# THE EXERCISE
Each entry below is to be transcribed exactly.

# EXERCISE DATA

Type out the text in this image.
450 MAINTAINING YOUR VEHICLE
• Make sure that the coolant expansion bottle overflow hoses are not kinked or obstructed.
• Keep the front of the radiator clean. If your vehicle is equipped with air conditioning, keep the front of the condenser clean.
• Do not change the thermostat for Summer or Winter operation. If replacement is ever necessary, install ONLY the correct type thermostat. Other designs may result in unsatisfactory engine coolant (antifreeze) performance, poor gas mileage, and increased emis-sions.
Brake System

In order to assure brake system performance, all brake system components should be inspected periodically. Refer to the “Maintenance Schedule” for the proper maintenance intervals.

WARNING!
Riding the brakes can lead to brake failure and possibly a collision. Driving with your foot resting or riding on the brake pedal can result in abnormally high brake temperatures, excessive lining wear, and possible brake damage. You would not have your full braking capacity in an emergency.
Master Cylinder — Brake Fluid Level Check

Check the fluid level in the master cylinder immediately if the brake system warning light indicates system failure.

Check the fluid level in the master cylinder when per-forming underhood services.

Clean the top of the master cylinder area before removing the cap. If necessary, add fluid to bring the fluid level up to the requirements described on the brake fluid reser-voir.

# SOLUTION BELOW
Type out the text in this image.
450 MAINTAINING YOUR VEHICLE
• Make sure that the coolant expansion bottle overflow hoses are not kinked or obstructed.
• Keep the front of the radiator clean. If your vehicle is equipped with air conditioning, keep the front of the condenser clean.
• Do not change the thermostat for Summer or Winter operation. If replacement is ever necessary, install ONLY the correct type thermostat. Other designs may result in unsatisfactory engine coolant (antifreeze) performance, poor gas mileage, and increased emis-sions.
Brake System

In order to assure brake system performance, all brake system components should be inspected periodically. Refer to the “Maintenance Schedule” for the proper maintenance intervals.

WARNING!
Riding the brakes can lead to brake failure and possibly a collision. Driving with your foot resting or riding on the brake pedal can result in abnormally high brake temperatures, excessive lining wear, and possible brake damage. You would not have your full braking capacity in an emergency.
Master Cylinder — Brake Fluid Level Check

Check the fluid level in the master cylinder immediately if the brake system warning light indicates system failure.

Check the fluid level in the master cylinder when per-forming underhood services.

Clean the top of the master cylinder area before removing the cap. If necessary, add fluid to bring the fluid level up to the requirements described on the brake fluid reser-voir.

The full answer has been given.